Dataset listings of figures:
** BEGIN **
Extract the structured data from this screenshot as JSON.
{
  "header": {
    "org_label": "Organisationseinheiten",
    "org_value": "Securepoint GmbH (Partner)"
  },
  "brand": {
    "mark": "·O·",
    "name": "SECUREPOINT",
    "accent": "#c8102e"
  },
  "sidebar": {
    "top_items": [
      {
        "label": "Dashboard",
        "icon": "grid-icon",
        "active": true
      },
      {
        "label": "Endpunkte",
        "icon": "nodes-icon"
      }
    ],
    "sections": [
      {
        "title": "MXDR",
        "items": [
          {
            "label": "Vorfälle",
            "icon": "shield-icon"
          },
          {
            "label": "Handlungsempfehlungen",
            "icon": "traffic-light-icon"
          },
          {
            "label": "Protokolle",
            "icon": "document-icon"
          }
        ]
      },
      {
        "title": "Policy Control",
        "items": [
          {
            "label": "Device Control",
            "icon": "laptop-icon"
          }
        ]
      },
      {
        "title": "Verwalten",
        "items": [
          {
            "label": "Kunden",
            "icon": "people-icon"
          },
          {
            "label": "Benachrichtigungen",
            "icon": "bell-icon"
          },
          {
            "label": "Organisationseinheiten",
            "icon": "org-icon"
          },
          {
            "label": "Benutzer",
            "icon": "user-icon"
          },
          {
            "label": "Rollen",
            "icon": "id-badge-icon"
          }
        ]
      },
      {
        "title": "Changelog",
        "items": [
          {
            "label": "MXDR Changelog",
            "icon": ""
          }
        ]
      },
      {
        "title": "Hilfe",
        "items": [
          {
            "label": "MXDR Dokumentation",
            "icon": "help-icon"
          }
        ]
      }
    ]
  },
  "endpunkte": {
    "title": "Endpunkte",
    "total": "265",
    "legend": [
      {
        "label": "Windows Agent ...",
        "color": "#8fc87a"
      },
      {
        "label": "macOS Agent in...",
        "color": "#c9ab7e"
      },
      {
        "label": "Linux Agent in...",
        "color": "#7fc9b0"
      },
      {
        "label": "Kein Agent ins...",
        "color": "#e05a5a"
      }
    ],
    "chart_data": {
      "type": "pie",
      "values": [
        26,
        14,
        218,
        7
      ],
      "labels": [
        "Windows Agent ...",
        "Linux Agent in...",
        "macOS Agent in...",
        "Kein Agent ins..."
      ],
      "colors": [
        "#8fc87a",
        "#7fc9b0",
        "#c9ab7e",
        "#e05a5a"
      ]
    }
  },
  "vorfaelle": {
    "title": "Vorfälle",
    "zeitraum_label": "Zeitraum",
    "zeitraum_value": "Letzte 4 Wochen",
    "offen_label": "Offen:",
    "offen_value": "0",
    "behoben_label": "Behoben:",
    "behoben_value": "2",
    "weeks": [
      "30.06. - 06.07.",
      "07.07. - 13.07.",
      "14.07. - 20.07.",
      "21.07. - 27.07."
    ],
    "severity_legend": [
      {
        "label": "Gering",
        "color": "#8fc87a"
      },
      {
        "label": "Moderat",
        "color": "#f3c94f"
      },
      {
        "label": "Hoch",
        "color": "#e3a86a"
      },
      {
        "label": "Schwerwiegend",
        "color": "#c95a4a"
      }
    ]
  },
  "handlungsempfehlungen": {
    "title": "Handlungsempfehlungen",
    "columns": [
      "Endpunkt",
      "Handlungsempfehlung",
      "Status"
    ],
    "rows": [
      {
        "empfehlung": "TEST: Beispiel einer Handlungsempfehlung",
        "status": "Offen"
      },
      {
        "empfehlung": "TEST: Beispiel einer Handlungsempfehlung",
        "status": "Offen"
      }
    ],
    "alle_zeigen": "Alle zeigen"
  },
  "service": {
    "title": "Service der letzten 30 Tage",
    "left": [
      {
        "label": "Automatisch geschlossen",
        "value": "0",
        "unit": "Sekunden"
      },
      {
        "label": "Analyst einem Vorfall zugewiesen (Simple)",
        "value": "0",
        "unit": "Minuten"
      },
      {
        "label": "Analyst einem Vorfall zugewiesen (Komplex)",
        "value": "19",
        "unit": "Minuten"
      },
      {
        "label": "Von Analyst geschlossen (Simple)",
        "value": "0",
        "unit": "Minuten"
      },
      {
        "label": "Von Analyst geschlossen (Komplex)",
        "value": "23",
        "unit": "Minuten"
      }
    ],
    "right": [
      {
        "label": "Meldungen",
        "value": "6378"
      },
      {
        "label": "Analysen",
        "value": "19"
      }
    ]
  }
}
** END **
* Work to complete:
Restate the listing in full, word for word.

* Solution to the problem:
Extract the structured data from this screenshot as JSON.
{
  "header": {
    "org_label": "Organisationseinheiten",
    "org_value": "Securepoint GmbH (Partner)"
  },
  "brand": {
    "mark": "·O·",
    "name": "SECUREPOINT",
    "accent": "#c8102e"
  },
  "sidebar": {
    "top_items": [
      {
        "label": "Dashboard",
        "icon": "grid-icon",
        "active": true
      },
      {
        "label": "Endpunkte",
        "icon": "nodes-icon"
      }
    ],
    "sections": [
      {
        "title": "MXDR",
        "items": [
          {
            "label": "Vorfälle",
            "icon": "shield-icon"
          },
          {
            "label": "Handlungsempfehlungen",
            "icon": "traffic-light-icon"
          },
          {
            "label": "Protokolle",
            "icon": "document-icon"
          }
        ]
      },
      {
        "title": "Policy Control",
        "items": [
          {
            "label": "Device Control",
            "icon": "laptop-icon"
          }
        ]
      },
      {
        "title": "Verwalten",
        "items": [
          {
            "label": "Kunden",
            "icon": "people-icon"
          },
          {
            "label": "Benachrichtigungen",
            "icon": "bell-icon"
          },
          {
            "label": "Organisationseinheiten",
            "icon": "org-icon"
          },
          {
            "label": "Benutzer",
            "icon": "user-icon"
          },
          {
            "label": "Rollen",
            "icon": "id-badge-icon"
          }
        ]
      },
      {
        "title": "Changelog",
        "items": [
          {
            "label": "MXDR Changelog",
            "icon": ""
          }
        ]
      },
      {
        "title": "Hilfe",
        "items": [
          {
            "label": "MXDR Dokumentation",
            "icon": "help-icon"
          }
        ]
      }
    ]
  },
  "endpunkte": {
    "title": "Endpunkte",
    "total": "265",
    "legend": [
      {
        "label": "Windows Agent ...",
        "color": "#8fc87a"
      },
      {
        "label": "macOS Agent in...",
        "color": "#c9ab7e"
      },
      {
        "label": "Linux Agent in...",
        "color": "#7fc9b0"
      },
      {
        "label": "Kein Agent ins...",
        "color": "#e05a5a"
      }
    ],
    "chart_data": {
      "type": "pie",
      "values": [
        26,
        14,
        218,
        7
      ],
      "labels": [
        "Windows Agent ...",
        "Linux Agent in...",
        "macOS Agent in...",
        "Kein Agent ins..."
      ],
      "colors": [
        "#8fc87a",
        "#7fc9b0",
        "#c9ab7e",
        "#e05a5a"
      ]
    }
  },
  "vorfaelle": {
    "title": "Vorfälle",
    "zeitraum_label": "Zeitraum",
    "zeitraum_value": "Letzte 4 Wochen",
    "offen_label": "Offen:",
    "offen_value": "0",
    "behoben_label": "Behoben:",
    "behoben_value": "2",
    "weeks": [
      "30.06. - 06.07.",
      "07.07. - 13.07.",
      "14.07. - 20.07.",
      "21.07. - 27.07."
    ],
    "severity_legend": [
      {
        "label": "Gering",
        "color": "#8fc87a"
      },
      {
        "label": "Moderat",
        "color": "#f3c94f"
      },
      {
        "label": "Hoch",
        "color": "#e3a86a"
      },
      {
        "label": "Schwerwiegend",
        "color": "#c95a4a"
      }
    ]
  },
  "handlungsempfehlungen": {
    "title": "Handlungsempfehlungen",
    "columns": [
      "Endpunkt",
      "Handlungsempfehlung",
      "Status"
    ],
    "rows": [
      {
        "empfehlung": "TEST: Beispiel einer Handlungsempfehlung",
        "status": "Offen"
      },
      {
        "empfehlung": "TEST: Beispiel einer Handlungsempfehlung",
        "status": "Offen"
      }
    ],
    "alle_zeigen": "Alle zeigen"
  },
  "service": {
    "title": "Service der letzten 30 Tage",
    "left": [
      {
        "label": "Automatisch geschlossen",
        "value": "0",
        "unit": "Sekunden"
      },
      {
        "label": "Analyst einem Vorfall zugewiesen (Simple)",
        "value": "0",
        "unit": "Minuten"
      },
      {
        "label": "Analyst einem Vorfall zugewiesen (Komplex)",
        "value": "19",
        "unit": "Minuten"
      },
      {
        "label": "Von Analyst geschlossen (Simple)",
        "value": "0",
        "unit": "Minuten"
      },
      {
        "label": "Von Analyst geschlossen (Komplex)",
        "value": "23",
        "unit": "Minuten"
      }
    ],
    "right": [
      {
        "label": "Meldungen",
        "value": "6378"
      },
      {
        "label": "Analysen",
        "value": "19"
      }
    ]
  }
}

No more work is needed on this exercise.